§ GIVEN INSTRUCTION 1: In the article on kids' digital reputation, which people does the text say are watching what preteens and teens post on social media, besides their friends?
§ GIVEN INSTRUCTION 2: According to the article on kids' digital reputation, what did the Bloomsburg University baseball player's coaches and school do after noticing his tweet?
§ GIVEN INSTRUCTION 3: Summarize the article on kids' digital reputation in two sentences.

§ SOURCE EXCERPT:
- - - - - - -

Table Talk Discussion: How To Talk to Your Kids About Their Digital Reputation

Find out how talking to your kids about shaping and managing their digital reputation may impact their ability to get into college.

Your child’s digital reputation is more important now than ever as it may affect their ability to hold a job, play on a team, and even get into college.

Here are a few important talking points to review with your preteen and teen as you discuss the impact their digital reputation can have on the rest of their lives.

Your Digital Reputation Starts Now

A “digital reputation” is the image you project and content you create online. It  is shaped by what  you post and the way you act online. It also includes what others post about you and all of the  information that can be found about you through search. It is your “personal brand” online, and may be the only impression someone has about you if they don’t know you personally.

In the current landscape of technology and social media, the digital footprint of your online life starts early, and, more importantly, stories, photos and other online information about you, can last forever.

It is never too early to start thinking about, and actively managing, your digital reputation, or your child’s,  as it will  shape how people perceive you, both online and offline, and can directly impact your personal life as well as your professional life. or in the case of children, their school and young social life.

Your Digital Reputation Can Get You Kicked Off a Team or Fired From a Job

Many preteens and teens think only their friends are reading the content they post on social media. They may be surprised to learn that their, teacher,  bosses, coaches and their friends parents are watching too.

A baseball player at Bloomsburg University learned that the hard way when he posted an offensive tweet about female Little League World Series pitcher Mo’ne Davis.

His coaches and the school noticed his tweet and dismissed the college sophomore from his team.

One tweet changed the course of this player’s entire collegiate experience. He later said, “An example that one stupid tweet can ruin someone’s life and I couldn’t be more sorry about my actions last night.”

- - - - - - -

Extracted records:
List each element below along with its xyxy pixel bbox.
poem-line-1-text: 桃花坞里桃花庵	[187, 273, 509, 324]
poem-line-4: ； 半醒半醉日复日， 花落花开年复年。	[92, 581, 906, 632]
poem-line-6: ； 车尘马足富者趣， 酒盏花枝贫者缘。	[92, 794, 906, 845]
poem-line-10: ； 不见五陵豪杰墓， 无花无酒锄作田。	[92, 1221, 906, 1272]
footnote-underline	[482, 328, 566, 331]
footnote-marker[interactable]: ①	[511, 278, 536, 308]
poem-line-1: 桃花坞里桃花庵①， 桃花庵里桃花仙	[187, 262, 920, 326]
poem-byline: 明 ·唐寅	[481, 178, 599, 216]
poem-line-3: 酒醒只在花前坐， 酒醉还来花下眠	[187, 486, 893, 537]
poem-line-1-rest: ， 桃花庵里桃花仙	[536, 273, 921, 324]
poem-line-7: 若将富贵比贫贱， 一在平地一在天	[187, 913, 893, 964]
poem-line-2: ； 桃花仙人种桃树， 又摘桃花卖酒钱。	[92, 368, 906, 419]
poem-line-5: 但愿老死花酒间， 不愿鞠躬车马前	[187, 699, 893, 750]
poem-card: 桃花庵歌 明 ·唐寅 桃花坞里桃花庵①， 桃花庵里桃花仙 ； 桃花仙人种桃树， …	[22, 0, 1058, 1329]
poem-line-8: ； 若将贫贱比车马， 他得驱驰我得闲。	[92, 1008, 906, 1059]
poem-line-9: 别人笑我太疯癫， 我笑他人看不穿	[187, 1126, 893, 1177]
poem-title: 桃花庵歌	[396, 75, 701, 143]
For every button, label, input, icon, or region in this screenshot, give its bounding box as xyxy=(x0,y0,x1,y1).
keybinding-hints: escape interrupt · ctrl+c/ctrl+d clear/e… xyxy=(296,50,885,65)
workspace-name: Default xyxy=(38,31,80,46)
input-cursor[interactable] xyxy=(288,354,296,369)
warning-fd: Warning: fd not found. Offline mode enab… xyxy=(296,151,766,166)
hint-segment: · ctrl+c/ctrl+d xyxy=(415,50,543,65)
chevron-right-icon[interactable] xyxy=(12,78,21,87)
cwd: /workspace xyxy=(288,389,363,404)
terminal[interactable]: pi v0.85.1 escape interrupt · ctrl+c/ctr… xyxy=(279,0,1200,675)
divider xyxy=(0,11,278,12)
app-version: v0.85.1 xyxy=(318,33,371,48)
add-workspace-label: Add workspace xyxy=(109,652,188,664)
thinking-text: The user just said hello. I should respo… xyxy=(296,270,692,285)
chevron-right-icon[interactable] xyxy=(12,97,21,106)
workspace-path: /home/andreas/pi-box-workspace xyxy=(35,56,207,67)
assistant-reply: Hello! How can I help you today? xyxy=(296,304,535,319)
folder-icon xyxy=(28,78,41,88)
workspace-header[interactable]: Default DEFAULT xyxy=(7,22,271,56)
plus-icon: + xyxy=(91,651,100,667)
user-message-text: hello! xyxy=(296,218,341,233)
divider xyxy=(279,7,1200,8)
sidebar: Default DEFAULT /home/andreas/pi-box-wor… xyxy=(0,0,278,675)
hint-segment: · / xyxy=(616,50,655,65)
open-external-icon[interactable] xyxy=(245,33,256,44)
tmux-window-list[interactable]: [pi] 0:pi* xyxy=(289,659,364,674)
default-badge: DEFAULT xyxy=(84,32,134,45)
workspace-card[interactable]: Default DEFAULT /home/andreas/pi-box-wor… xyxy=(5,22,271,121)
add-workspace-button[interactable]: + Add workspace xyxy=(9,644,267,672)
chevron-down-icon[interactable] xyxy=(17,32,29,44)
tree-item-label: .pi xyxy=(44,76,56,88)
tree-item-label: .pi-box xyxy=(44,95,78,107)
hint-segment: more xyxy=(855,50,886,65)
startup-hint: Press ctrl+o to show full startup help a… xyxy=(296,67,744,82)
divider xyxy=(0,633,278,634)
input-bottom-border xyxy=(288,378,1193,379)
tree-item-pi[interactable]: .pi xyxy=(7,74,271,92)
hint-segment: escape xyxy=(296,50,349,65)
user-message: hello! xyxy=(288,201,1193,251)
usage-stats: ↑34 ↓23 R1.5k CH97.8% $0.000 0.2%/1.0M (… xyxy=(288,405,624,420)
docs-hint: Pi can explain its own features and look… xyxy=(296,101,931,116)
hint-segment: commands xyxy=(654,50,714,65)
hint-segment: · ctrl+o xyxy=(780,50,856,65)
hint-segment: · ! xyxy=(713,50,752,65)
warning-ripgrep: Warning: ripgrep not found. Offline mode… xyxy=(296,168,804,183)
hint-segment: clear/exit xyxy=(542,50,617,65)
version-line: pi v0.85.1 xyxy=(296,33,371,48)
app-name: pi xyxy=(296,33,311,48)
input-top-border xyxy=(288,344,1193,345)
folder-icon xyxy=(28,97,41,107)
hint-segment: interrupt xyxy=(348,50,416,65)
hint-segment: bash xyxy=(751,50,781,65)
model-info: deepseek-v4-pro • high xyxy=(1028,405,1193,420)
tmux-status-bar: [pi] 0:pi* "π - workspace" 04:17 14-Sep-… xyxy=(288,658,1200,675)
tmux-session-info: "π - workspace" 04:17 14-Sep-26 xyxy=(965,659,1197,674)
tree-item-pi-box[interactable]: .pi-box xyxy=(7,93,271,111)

- - - - - - -

§ TASK SOLUTION 1: Teachers, bosses, coaches, and their friends' parents.

§ TASK SOLUTION 2: They dismissed him from his team.

§ TASK SOLUTION 3: A digital reputation is the image people project and the content they create online, and it can last forever and may affect a child's ability to hold a job, play on a team, and get into college. Preteens and teens may not realize that adults such as teachers and coaches see their posts, as a Bloomsburg University baseball player learned when an offensive tweet got him dismissed from his team.